_PROVIDED RECORDS:_
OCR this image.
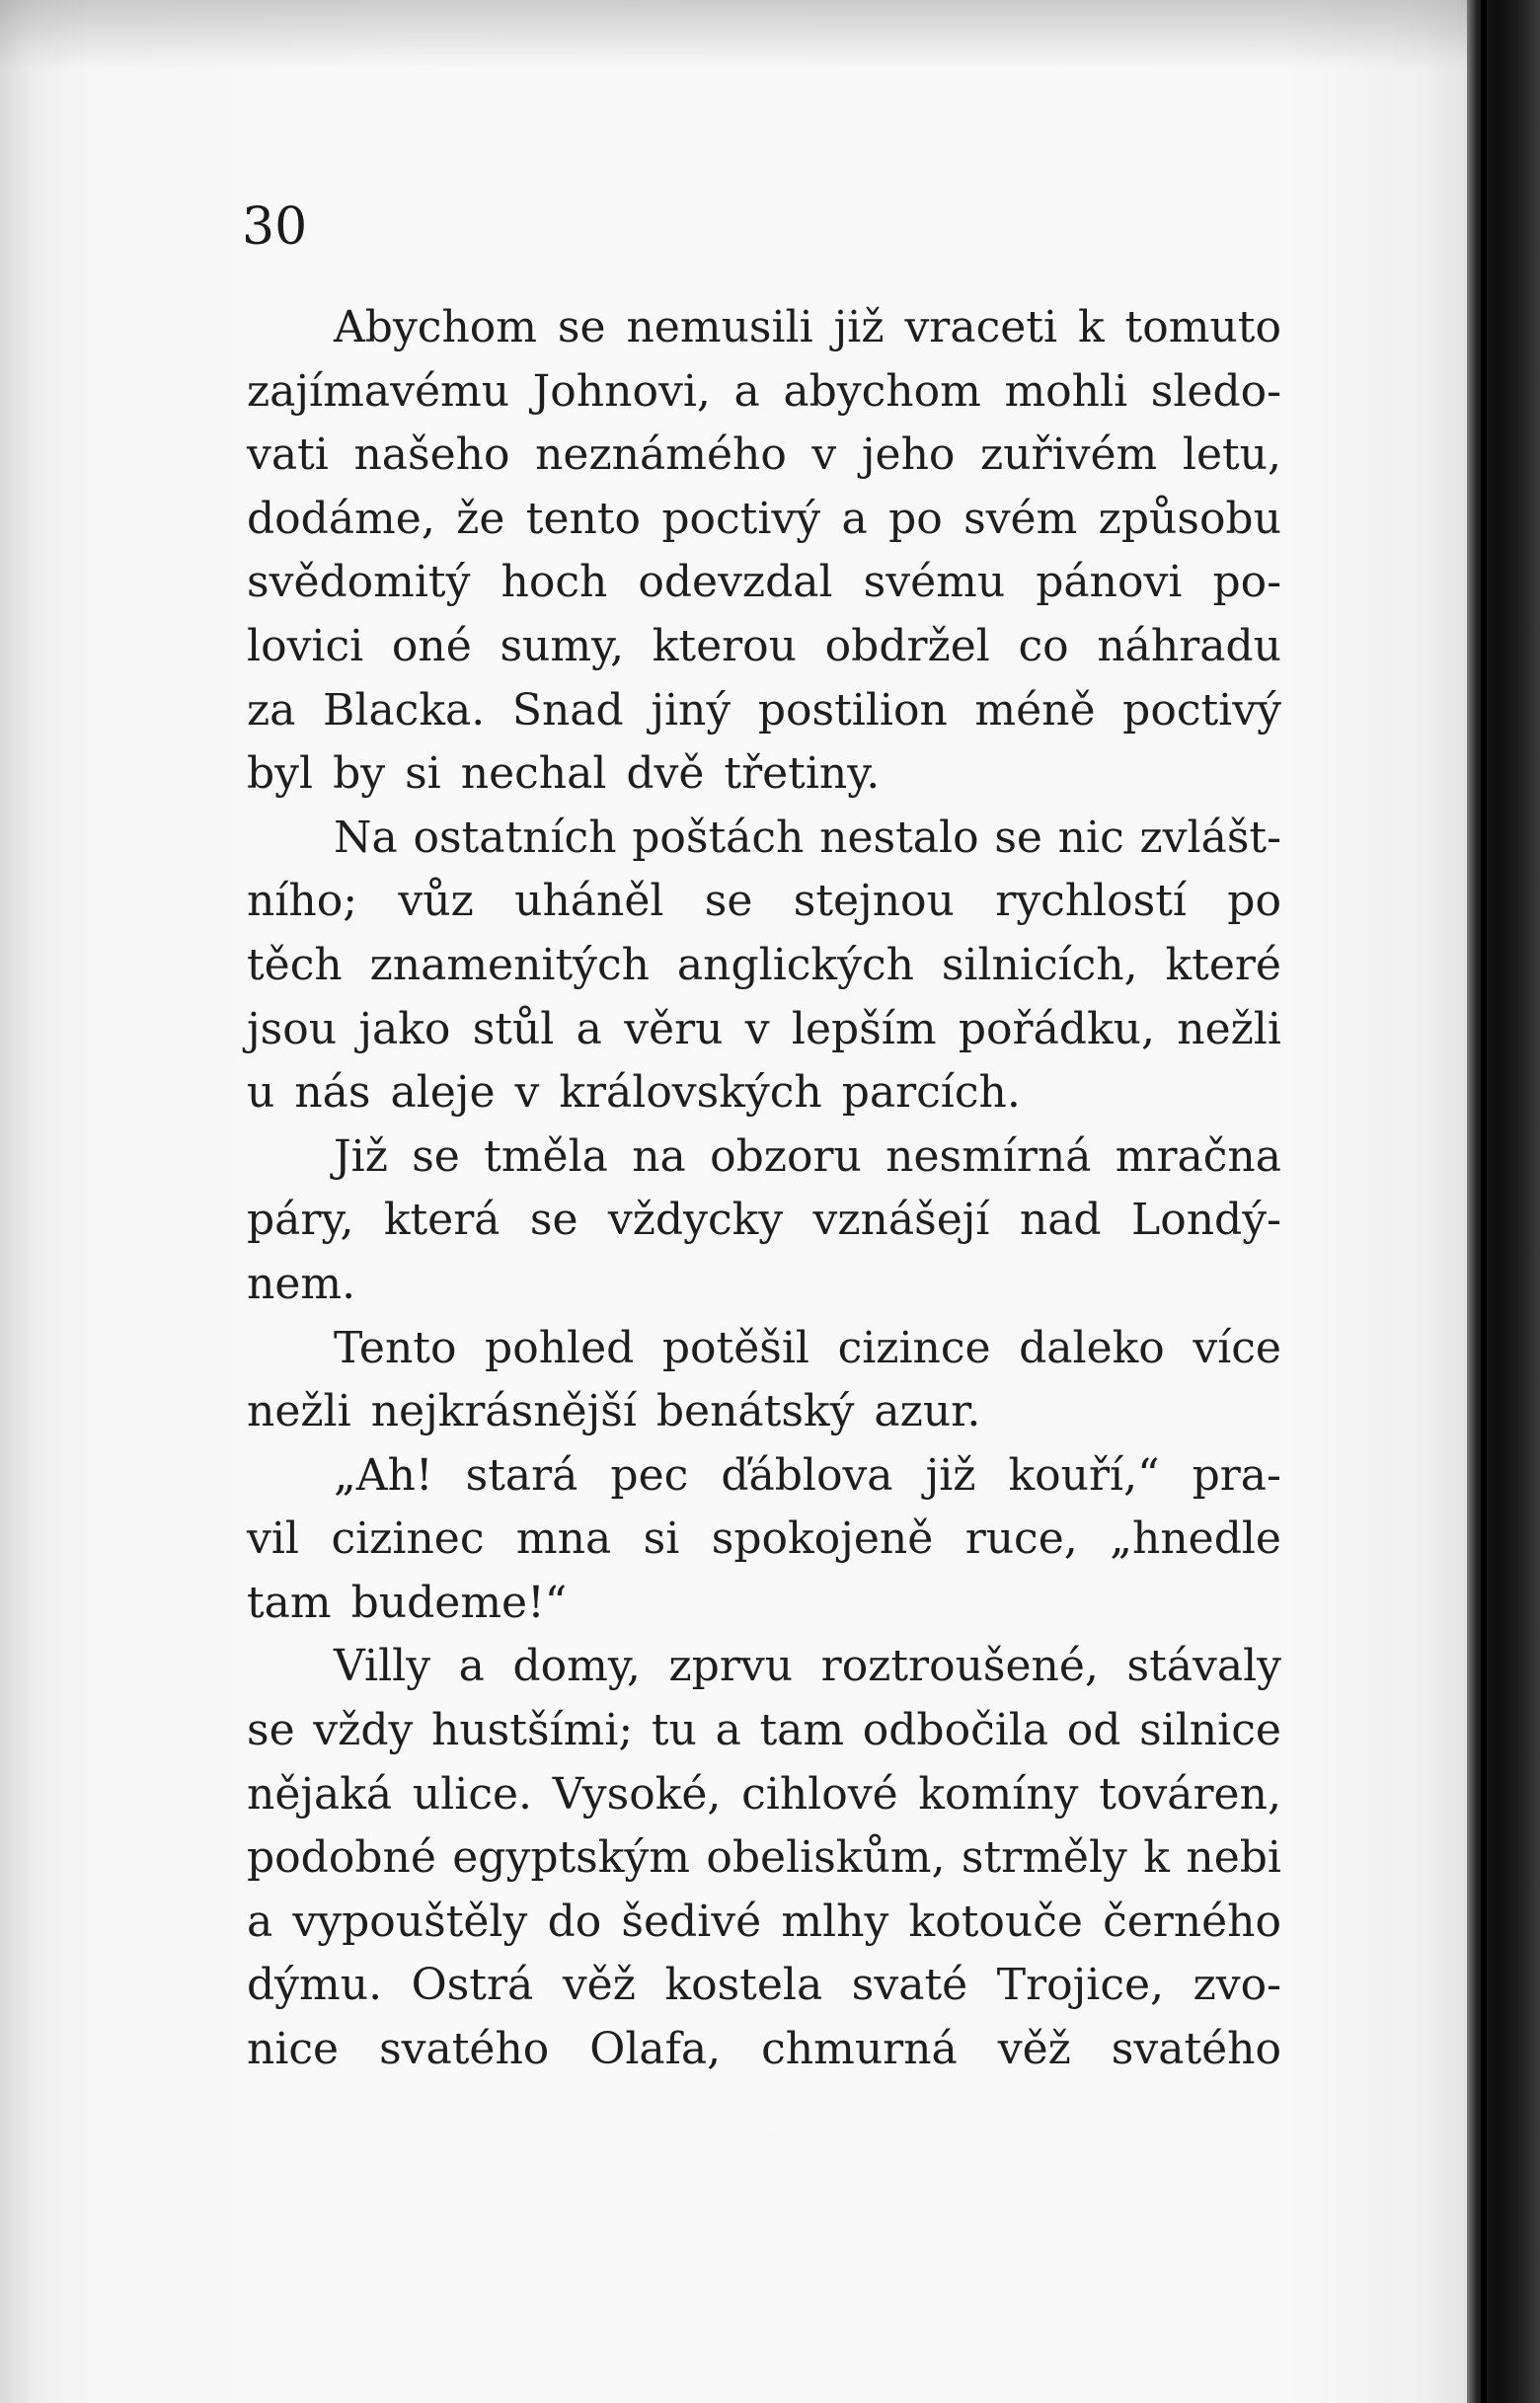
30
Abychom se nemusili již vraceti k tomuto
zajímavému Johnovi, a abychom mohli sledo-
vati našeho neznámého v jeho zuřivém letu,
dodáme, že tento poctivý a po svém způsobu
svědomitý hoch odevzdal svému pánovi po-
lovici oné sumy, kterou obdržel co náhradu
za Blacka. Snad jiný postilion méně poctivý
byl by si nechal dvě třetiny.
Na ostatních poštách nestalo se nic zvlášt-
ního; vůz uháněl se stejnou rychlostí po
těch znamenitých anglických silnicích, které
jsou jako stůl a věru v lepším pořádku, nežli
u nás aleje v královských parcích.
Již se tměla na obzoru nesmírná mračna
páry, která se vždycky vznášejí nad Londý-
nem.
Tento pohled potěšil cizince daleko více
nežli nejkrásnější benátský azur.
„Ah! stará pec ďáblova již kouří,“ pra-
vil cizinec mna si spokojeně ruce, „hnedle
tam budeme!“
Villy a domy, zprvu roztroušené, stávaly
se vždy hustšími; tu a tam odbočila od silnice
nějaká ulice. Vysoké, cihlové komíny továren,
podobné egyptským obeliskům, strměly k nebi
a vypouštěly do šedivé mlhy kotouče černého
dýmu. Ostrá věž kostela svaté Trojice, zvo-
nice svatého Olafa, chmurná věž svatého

* * *

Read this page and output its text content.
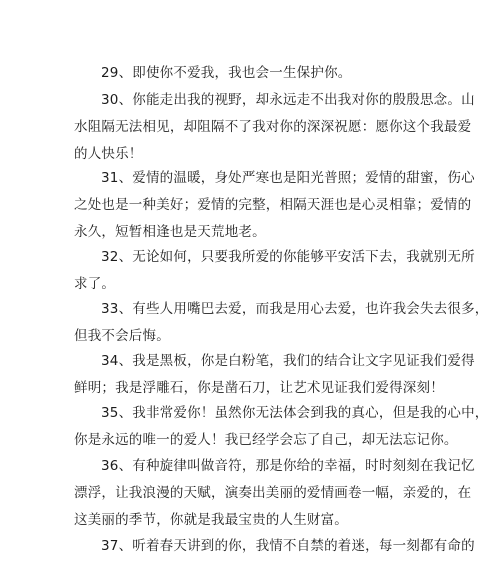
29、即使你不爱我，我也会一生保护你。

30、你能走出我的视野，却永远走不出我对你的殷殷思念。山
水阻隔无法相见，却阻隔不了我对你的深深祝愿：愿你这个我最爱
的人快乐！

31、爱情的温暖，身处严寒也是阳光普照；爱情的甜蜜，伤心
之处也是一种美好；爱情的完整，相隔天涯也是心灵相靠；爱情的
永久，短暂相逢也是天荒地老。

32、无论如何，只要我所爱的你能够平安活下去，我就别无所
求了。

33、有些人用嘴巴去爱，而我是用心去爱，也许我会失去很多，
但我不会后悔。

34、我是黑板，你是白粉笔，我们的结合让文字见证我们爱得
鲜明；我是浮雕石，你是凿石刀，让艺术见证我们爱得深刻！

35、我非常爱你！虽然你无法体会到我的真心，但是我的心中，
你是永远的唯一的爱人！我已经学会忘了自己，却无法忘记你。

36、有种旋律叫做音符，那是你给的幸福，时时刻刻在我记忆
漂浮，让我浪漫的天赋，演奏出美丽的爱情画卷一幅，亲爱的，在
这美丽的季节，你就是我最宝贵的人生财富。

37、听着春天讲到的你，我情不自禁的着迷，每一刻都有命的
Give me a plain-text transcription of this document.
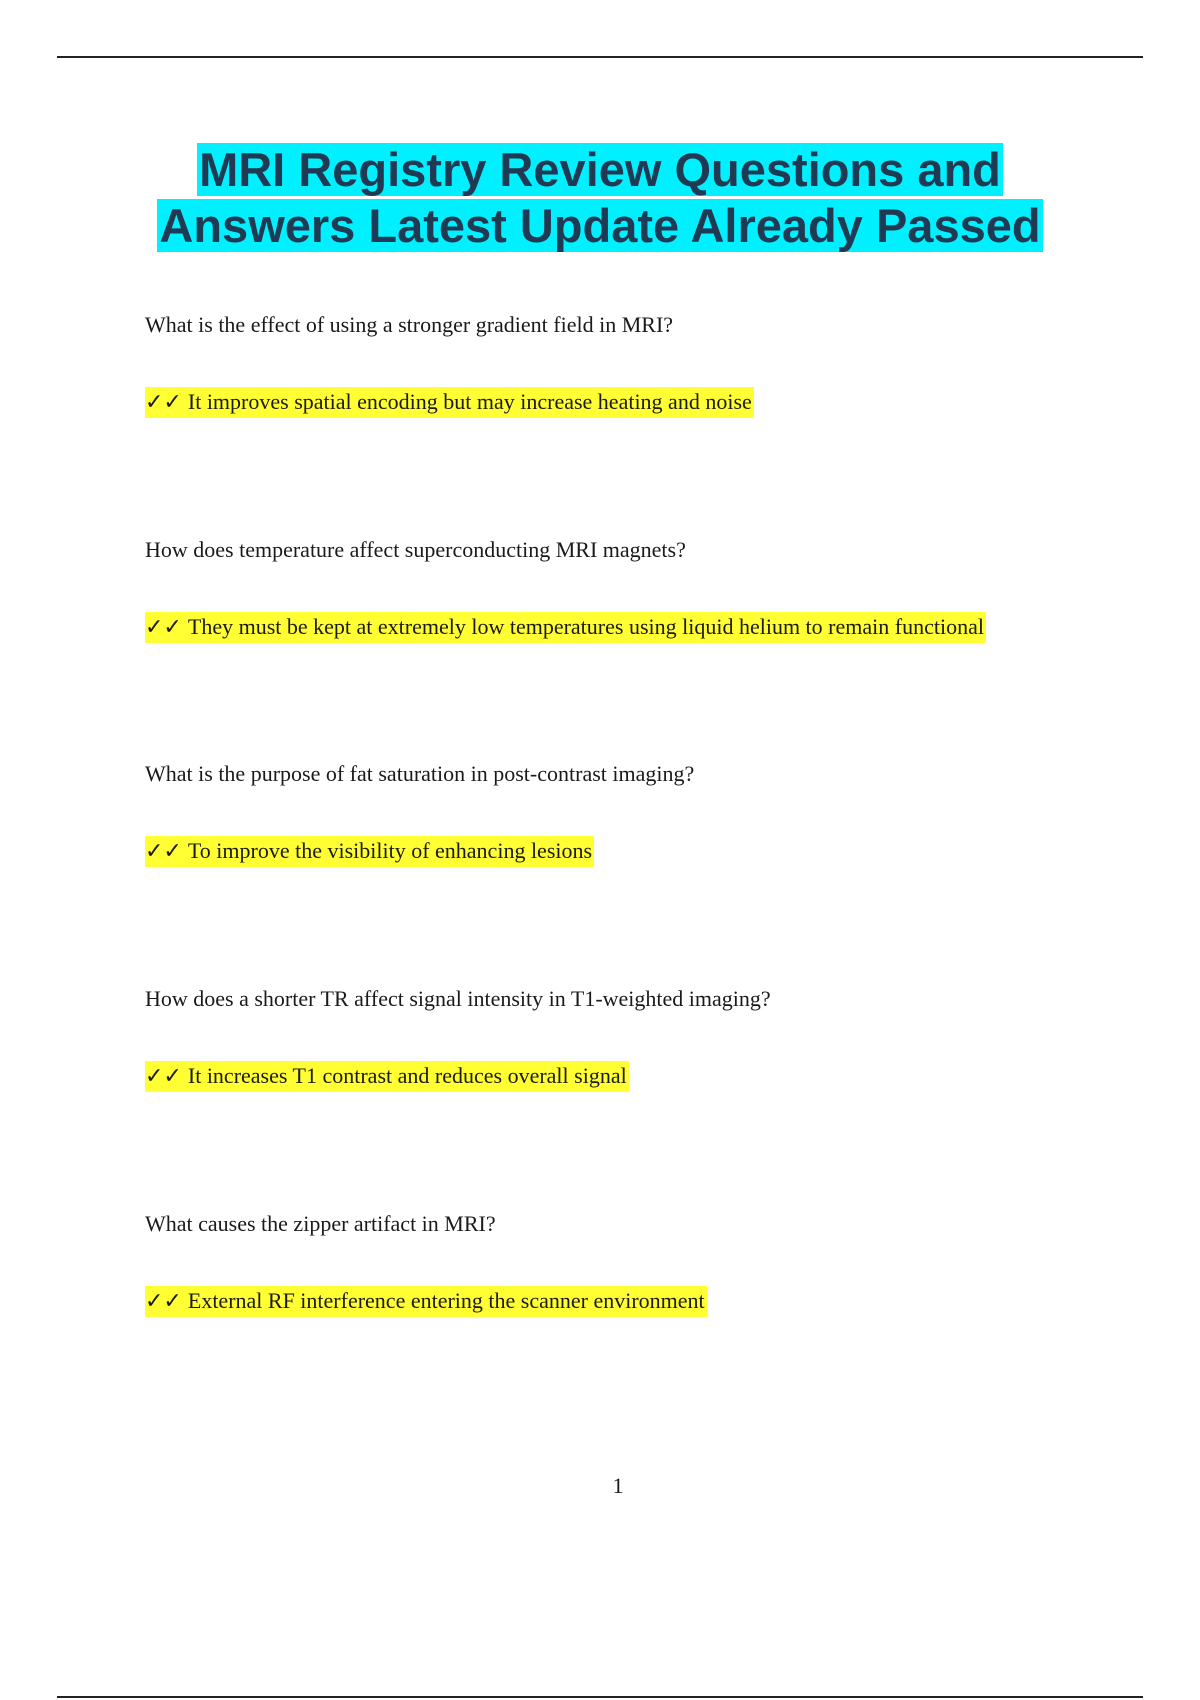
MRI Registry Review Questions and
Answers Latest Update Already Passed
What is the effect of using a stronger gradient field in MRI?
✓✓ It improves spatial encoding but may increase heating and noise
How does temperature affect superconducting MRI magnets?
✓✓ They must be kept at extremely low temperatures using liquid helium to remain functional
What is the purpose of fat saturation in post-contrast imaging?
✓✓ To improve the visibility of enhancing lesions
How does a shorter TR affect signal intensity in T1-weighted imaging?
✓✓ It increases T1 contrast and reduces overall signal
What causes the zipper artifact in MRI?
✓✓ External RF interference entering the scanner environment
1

* * *

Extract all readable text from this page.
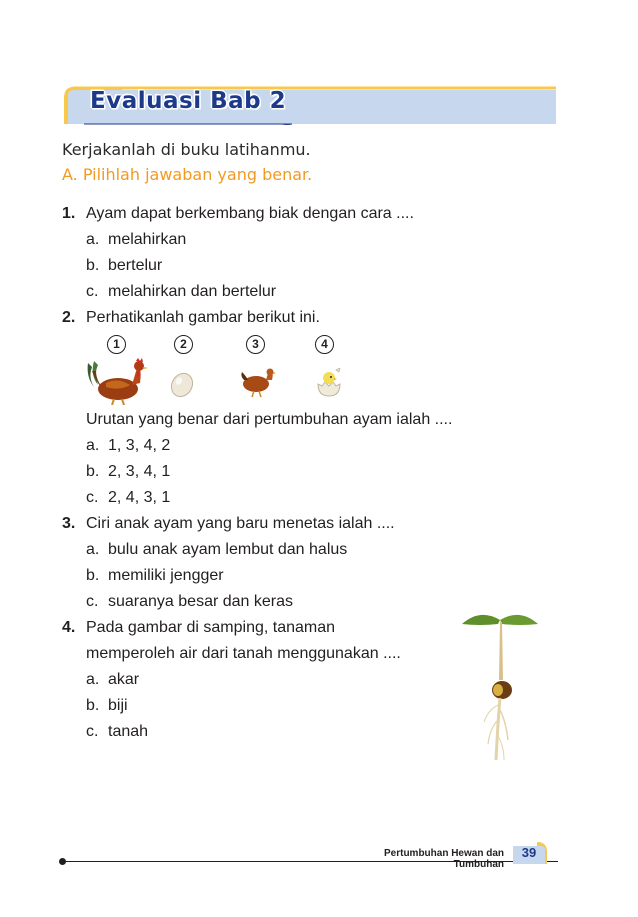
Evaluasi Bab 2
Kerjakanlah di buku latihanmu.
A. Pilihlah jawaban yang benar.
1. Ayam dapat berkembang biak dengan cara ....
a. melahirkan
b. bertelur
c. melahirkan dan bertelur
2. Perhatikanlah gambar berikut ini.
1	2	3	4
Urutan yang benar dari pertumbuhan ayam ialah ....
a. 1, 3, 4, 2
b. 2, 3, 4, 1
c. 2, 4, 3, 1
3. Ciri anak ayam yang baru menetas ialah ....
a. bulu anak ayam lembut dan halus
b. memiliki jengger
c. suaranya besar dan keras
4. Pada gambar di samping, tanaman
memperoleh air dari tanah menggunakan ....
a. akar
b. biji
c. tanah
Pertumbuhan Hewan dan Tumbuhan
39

_THE EXERCISE:_ Copy whichever lines in the listing above contain the word "imaging".

_FULL RESPONSE:_
What is the purpose of fat saturation in post-contrast imaging?
How does a shorter TR affect signal intensity in T1-weighted imaging?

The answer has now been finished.